Exercise prompt
Only the pictures are left out: repeat the rest of the entries exactly.

Dataset excerpts
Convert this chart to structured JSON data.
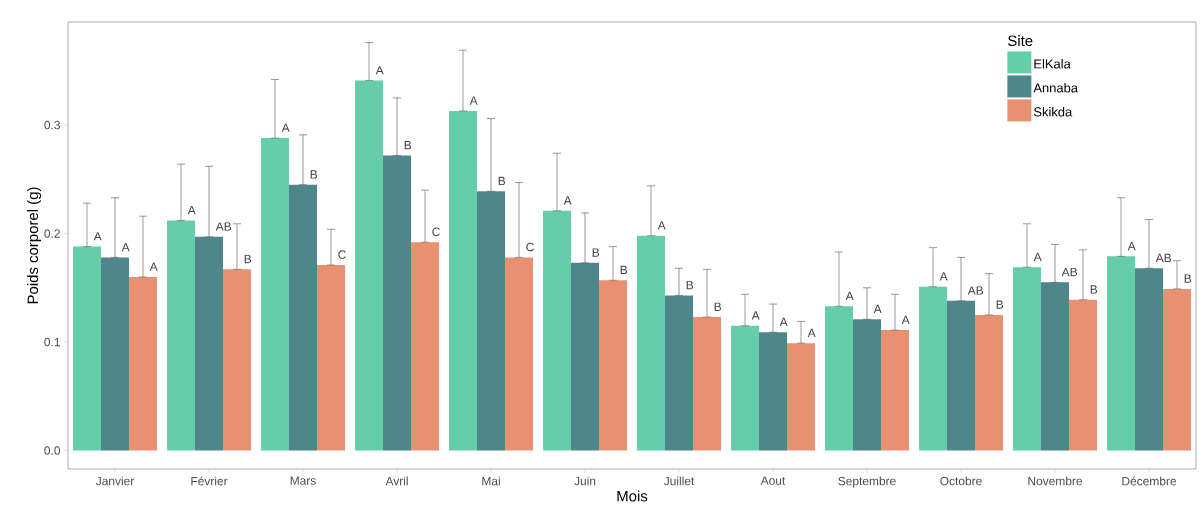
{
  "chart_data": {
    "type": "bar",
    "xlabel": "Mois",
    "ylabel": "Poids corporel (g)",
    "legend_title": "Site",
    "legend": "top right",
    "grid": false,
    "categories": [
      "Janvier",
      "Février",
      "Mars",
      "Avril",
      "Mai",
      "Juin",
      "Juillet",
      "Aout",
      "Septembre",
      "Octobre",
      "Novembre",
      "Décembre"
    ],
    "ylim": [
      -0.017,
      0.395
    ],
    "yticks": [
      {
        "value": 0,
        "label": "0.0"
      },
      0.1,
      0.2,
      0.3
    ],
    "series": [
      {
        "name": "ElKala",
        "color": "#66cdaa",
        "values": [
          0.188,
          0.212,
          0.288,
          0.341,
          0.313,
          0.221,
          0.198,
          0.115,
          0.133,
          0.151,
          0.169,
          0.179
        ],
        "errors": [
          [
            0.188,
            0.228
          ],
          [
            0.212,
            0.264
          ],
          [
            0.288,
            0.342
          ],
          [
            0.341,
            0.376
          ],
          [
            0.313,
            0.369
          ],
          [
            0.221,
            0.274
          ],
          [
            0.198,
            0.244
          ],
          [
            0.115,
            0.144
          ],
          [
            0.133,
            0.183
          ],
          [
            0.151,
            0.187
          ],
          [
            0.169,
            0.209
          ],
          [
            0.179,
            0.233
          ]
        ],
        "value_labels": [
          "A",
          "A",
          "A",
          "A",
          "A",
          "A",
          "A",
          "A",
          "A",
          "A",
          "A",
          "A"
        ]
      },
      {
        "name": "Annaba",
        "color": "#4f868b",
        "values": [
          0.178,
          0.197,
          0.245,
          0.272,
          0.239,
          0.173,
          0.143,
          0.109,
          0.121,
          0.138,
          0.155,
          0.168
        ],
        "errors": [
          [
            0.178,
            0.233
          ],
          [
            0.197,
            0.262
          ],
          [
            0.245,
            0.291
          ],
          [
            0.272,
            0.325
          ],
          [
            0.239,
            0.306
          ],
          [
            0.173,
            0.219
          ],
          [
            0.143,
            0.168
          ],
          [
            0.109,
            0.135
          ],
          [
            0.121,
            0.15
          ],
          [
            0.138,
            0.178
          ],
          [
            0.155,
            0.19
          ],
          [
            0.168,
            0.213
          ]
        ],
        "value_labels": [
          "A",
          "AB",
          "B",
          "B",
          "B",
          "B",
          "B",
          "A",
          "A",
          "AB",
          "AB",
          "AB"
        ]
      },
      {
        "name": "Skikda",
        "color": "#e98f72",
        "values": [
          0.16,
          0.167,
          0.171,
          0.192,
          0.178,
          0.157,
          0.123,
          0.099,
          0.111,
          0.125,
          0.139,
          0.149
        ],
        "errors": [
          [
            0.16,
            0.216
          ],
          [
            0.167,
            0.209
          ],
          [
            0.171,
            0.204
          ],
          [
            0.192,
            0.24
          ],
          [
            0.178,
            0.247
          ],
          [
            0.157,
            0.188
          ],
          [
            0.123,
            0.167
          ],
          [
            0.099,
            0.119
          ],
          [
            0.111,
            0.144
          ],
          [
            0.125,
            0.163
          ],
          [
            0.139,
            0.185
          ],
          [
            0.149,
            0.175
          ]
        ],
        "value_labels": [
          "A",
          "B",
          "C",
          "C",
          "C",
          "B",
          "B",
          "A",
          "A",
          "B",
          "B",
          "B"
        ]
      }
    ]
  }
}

Full output
Convert this chart to structured JSON data.
{
  "chart_data": {
    "type": "bar",
    "xlabel": "Mois",
    "ylabel": "Poids corporel (g)",
    "legend_title": "Site",
    "legend": "top right",
    "grid": false,
    "categories": [
      "Janvier",
      "Février",
      "Mars",
      "Avril",
      "Mai",
      "Juin",
      "Juillet",
      "Aout",
      "Septembre",
      "Octobre",
      "Novembre",
      "Décembre"
    ],
    "ylim": [
      -0.017,
      0.395
    ],
    "yticks": [
      {
        "value": 0,
        "label": "0.0"
      },
      0.1,
      0.2,
      0.3
    ],
    "series": [
      {
        "name": "ElKala",
        "color": "#66cdaa",
        "values": [
          0.188,
          0.212,
          0.288,
          0.341,
          0.313,
          0.221,
          0.198,
          0.115,
          0.133,
          0.151,
          0.169,
          0.179
        ],
        "errors": [
          [
            0.188,
            0.228
          ],
          [
            0.212,
            0.264
          ],
          [
            0.288,
            0.342
          ],
          [
            0.341,
            0.376
          ],
          [
            0.313,
            0.369
          ],
          [
            0.221,
            0.274
          ],
          [
            0.198,
            0.244
          ],
          [
            0.115,
            0.144
          ],
          [
            0.133,
            0.183
          ],
          [
            0.151,
            0.187
          ],
          [
            0.169,
            0.209
          ],
          [
            0.179,
            0.233
          ]
        ],
        "value_labels": [
          "A",
          "A",
          "A",
          "A",
          "A",
          "A",
          "A",
          "A",
          "A",
          "A",
          "A",
          "A"
        ]
      },
      {
        "name": "Annaba",
        "color": "#4f868b",
        "values": [
          0.178,
          0.197,
          0.245,
          0.272,
          0.239,
          0.173,
          0.143,
          0.109,
          0.121,
          0.138,
          0.155,
          0.168
        ],
        "errors": [
          [
            0.178,
            0.233
          ],
          [
            0.197,
            0.262
          ],
          [
            0.245,
            0.291
          ],
          [
            0.272,
            0.325
          ],
          [
            0.239,
            0.306
          ],
          [
            0.173,
            0.219
          ],
          [
            0.143,
            0.168
          ],
          [
            0.109,
            0.135
          ],
          [
            0.121,
            0.15
          ],
          [
            0.138,
            0.178
          ],
          [
            0.155,
            0.19
          ],
          [
            0.168,
            0.213
          ]
        ],
        "value_labels": [
          "A",
          "AB",
          "B",
          "B",
          "B",
          "B",
          "B",
          "A",
          "A",
          "AB",
          "AB",
          "AB"
        ]
      },
      {
        "name": "Skikda",
        "color": "#e98f72",
        "values": [
          0.16,
          0.167,
          0.171,
          0.192,
          0.178,
          0.157,
          0.123,
          0.099,
          0.111,
          0.125,
          0.139,
          0.149
        ],
        "errors": [
          [
            0.16,
            0.216
          ],
          [
            0.167,
            0.209
          ],
          [
            0.171,
            0.204
          ],
          [
            0.192,
            0.24
          ],
          [
            0.178,
            0.247
          ],
          [
            0.157,
            0.188
          ],
          [
            0.123,
            0.167
          ],
          [
            0.099,
            0.119
          ],
          [
            0.111,
            0.144
          ],
          [
            0.125,
            0.163
          ],
          [
            0.139,
            0.185
          ],
          [
            0.149,
            0.175
          ]
        ],
        "value_labels": [
          "A",
          "B",
          "C",
          "C",
          "C",
          "B",
          "B",
          "A",
          "A",
          "B",
          "B",
          "B"
        ]
      }
    ]
  }
}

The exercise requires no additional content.